→ What you need to do
Where the string "named" occurs in the material below, report the whole line.

→ Given data
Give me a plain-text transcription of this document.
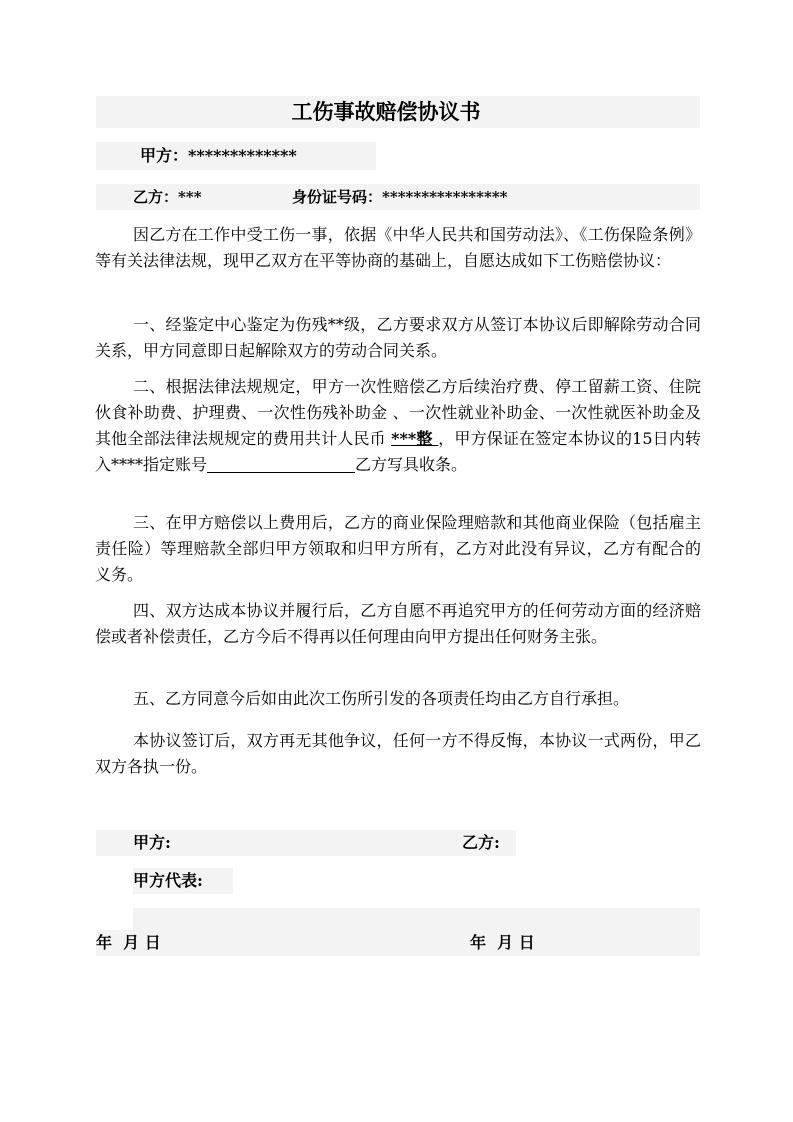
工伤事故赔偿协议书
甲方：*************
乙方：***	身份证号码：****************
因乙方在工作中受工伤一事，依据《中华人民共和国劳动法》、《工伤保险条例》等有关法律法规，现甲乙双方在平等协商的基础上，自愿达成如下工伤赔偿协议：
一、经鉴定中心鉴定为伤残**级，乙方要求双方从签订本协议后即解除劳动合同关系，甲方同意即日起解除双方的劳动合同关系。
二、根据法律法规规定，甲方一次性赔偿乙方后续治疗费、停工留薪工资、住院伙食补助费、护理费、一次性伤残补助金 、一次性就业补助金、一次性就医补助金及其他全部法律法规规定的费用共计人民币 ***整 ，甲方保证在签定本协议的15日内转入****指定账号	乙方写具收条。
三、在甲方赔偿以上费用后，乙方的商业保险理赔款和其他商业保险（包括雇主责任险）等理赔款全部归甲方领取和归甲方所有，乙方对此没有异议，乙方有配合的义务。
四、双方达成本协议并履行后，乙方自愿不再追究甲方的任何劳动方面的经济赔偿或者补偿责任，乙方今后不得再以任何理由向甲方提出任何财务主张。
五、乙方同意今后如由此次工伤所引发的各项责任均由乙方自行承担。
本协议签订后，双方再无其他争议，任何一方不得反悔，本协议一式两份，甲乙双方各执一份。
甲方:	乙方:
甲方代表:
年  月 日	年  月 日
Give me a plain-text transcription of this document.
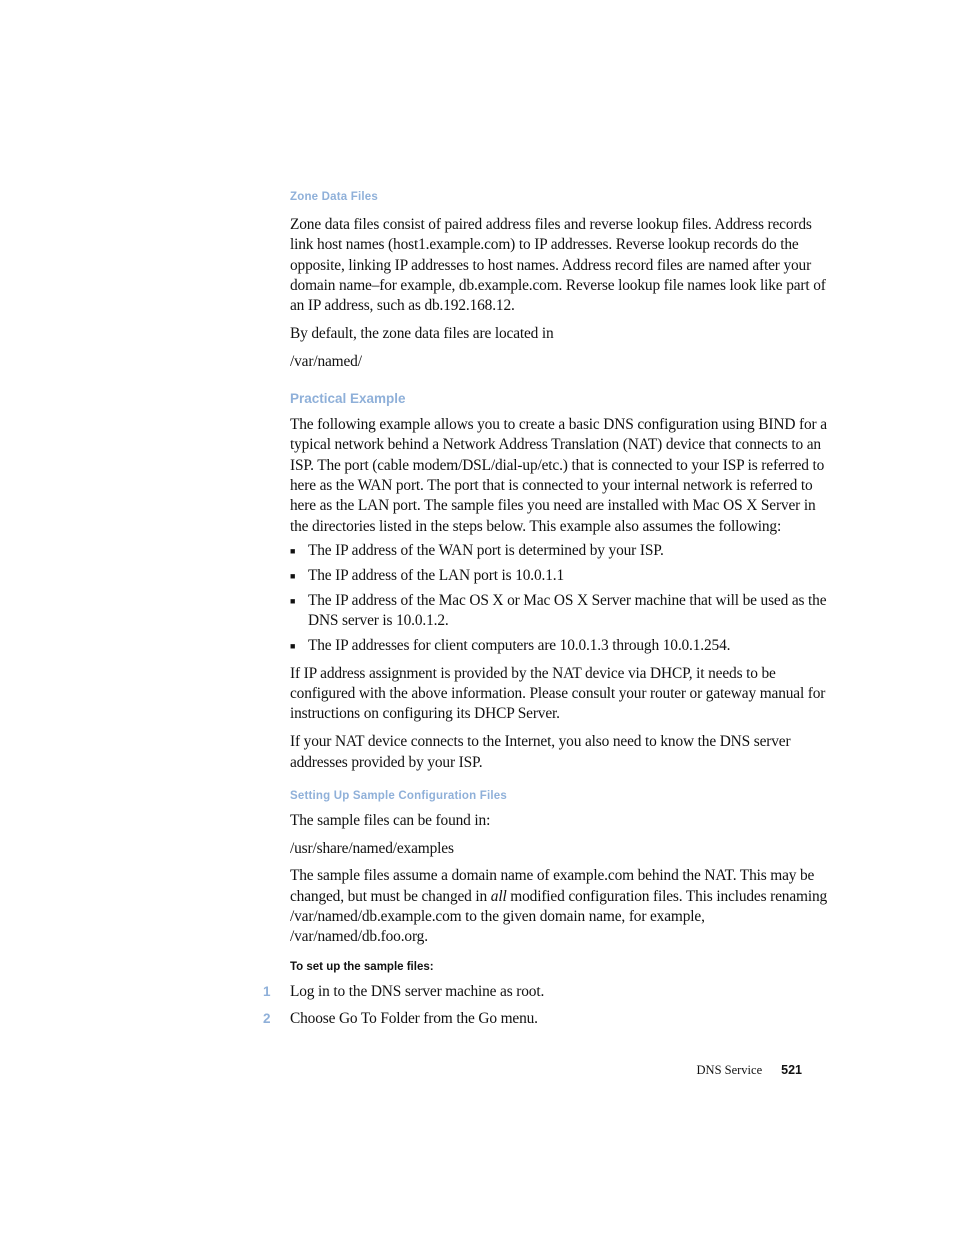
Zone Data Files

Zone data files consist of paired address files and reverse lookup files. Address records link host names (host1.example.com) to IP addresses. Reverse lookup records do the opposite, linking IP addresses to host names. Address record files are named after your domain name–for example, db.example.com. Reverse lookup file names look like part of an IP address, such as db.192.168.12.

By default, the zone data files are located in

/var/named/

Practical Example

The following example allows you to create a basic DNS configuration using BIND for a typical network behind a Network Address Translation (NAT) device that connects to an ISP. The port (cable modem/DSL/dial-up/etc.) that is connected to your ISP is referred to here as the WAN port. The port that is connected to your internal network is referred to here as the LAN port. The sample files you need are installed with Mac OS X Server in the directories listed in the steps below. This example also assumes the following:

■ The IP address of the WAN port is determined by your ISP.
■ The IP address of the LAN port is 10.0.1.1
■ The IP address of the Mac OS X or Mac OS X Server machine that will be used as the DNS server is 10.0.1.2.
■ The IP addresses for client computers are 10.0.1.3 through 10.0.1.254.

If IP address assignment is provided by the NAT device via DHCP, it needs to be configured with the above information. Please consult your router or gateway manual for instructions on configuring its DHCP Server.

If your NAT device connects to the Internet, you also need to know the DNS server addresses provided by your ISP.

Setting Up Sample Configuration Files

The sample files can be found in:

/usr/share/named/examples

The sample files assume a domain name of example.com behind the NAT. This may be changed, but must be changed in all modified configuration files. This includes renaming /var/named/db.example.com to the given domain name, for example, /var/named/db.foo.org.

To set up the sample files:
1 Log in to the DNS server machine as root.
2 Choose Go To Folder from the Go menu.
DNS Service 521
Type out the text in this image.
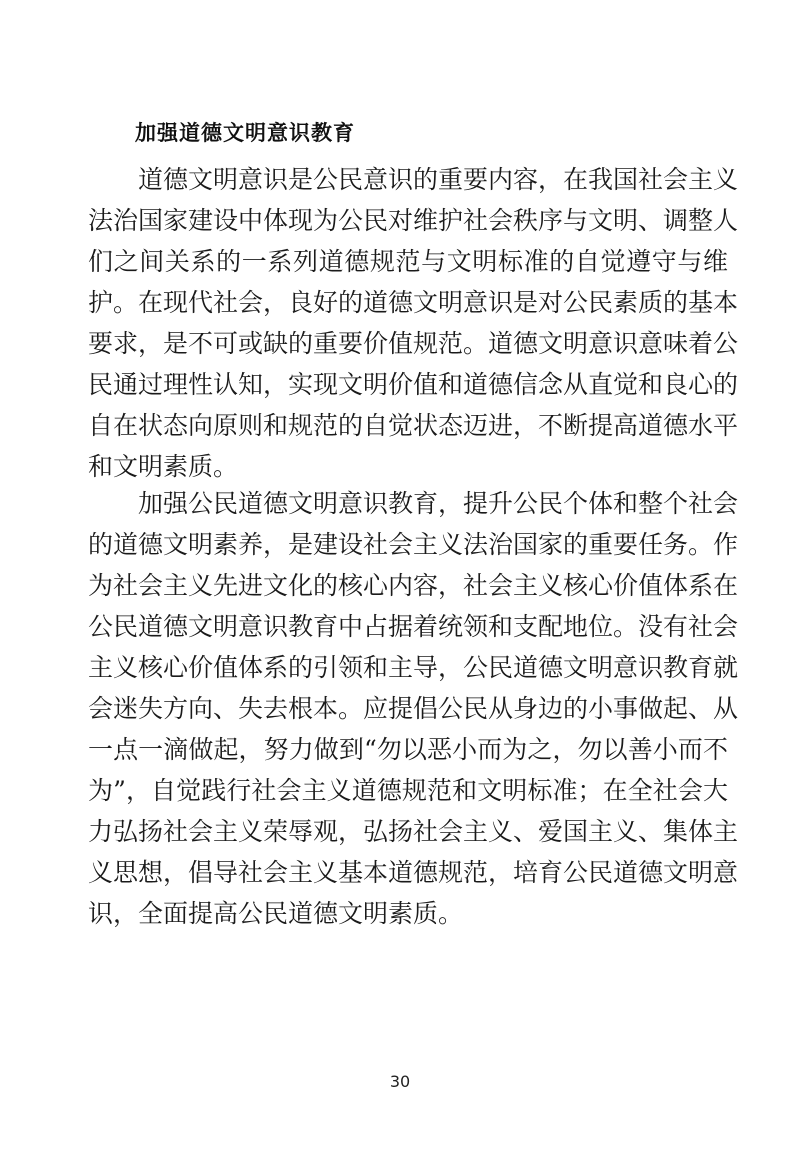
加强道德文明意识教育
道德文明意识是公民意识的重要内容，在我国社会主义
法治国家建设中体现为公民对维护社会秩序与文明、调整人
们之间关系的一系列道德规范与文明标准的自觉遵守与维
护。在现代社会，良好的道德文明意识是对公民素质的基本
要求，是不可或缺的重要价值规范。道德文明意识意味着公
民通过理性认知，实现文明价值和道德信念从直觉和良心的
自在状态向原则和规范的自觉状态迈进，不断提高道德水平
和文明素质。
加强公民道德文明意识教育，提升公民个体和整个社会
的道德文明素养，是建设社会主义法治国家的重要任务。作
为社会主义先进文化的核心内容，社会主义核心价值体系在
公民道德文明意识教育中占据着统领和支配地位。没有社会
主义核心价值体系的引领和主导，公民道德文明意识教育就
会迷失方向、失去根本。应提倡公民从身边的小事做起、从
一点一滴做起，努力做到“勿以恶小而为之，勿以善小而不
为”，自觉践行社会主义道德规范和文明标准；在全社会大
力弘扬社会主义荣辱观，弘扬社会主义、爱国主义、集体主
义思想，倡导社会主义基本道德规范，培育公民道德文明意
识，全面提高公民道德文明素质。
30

→ Answer to this task
Zone data files consist of paired address files and reverse lookup files. Address records link host names (host1.example.com) to IP addresses. Reverse lookup records do the opposite, linking IP addresses to host names. Address record files are named after your domain name–for example, db.example.com. Reverse lookup file names look like part of an IP address, such as db.192.168.12.
/var/named/
/usr/share/named/examples
The sample files assume a domain name of example.com behind the NAT. This may be changed, but must be changed in all modified configuration files. This includes renaming /var/named/db.example.com to the given domain name, for example, /var/named/db.foo.org.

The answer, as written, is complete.